- Stated task -
Each record below is to be reproduced without any change.

== Data provided

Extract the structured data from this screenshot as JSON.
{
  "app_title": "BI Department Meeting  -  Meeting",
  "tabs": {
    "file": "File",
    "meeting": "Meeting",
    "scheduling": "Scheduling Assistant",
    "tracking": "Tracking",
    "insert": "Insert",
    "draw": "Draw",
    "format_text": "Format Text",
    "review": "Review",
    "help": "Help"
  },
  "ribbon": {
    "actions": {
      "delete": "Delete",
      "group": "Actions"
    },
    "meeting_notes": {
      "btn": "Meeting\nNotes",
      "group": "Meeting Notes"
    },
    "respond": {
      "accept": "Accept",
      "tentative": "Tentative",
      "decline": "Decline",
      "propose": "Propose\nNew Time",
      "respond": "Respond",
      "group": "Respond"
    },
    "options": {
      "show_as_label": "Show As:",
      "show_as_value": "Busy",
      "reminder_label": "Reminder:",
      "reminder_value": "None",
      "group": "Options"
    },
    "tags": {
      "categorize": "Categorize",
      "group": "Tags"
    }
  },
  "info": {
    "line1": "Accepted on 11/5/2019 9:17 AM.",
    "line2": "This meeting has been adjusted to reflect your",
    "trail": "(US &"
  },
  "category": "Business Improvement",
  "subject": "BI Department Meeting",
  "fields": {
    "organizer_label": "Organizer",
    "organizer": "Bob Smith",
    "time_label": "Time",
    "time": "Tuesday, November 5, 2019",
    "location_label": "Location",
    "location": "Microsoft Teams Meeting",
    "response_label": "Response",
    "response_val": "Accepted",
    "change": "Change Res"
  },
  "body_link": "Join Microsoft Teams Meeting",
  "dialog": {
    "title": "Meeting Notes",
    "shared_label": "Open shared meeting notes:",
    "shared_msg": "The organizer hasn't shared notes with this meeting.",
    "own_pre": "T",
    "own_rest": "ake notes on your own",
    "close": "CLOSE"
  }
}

====

- Solution -
Extract the structured data from this screenshot as JSON.
{
  "app_title": "BI Department Meeting  -  Meeting",
  "tabs": {
    "file": "File",
    "meeting": "Meeting",
    "scheduling": "Scheduling Assistant",
    "tracking": "Tracking",
    "insert": "Insert",
    "draw": "Draw",
    "format_text": "Format Text",
    "review": "Review",
    "help": "Help"
  },
  "ribbon": {
    "actions": {
      "delete": "Delete",
      "group": "Actions"
    },
    "meeting_notes": {
      "btn": "Meeting\nNotes",
      "group": "Meeting Notes"
    },
    "respond": {
      "accept": "Accept",
      "tentative": "Tentative",
      "decline": "Decline",
      "propose": "Propose\nNew Time",
      "respond": "Respond",
      "group": "Respond"
    },
    "options": {
      "show_as_label": "Show As:",
      "show_as_value": "Busy",
      "reminder_label": "Reminder:",
      "reminder_value": "None",
      "group": "Options"
    },
    "tags": {
      "categorize": "Categorize",
      "group": "Tags"
    }
  },
  "info": {
    "line1": "Accepted on 11/5/2019 9:17 AM.",
    "line2": "This meeting has been adjusted to reflect your",
    "trail": "(US &"
  },
  "category": "Business Improvement",
  "subject": "BI Department Meeting",
  "fields": {
    "organizer_label": "Organizer",
    "organizer": "Bob Smith",
    "time_label": "Time",
    "time": "Tuesday, November 5, 2019",
    "location_label": "Location",
    "location": "Microsoft Teams Meeting",
    "response_label": "Response",
    "response_val": "Accepted",
    "change": "Change Res"
  },
  "body_link": "Join Microsoft Teams Meeting",
  "dialog": {
    "title": "Meeting Notes",
    "shared_label": "Open shared meeting notes:",
    "shared_msg": "The organizer hasn't shared notes with this meeting.",
    "own_pre": "T",
    "own_rest": "ake notes on your own",
    "close": "CLOSE"
  }
}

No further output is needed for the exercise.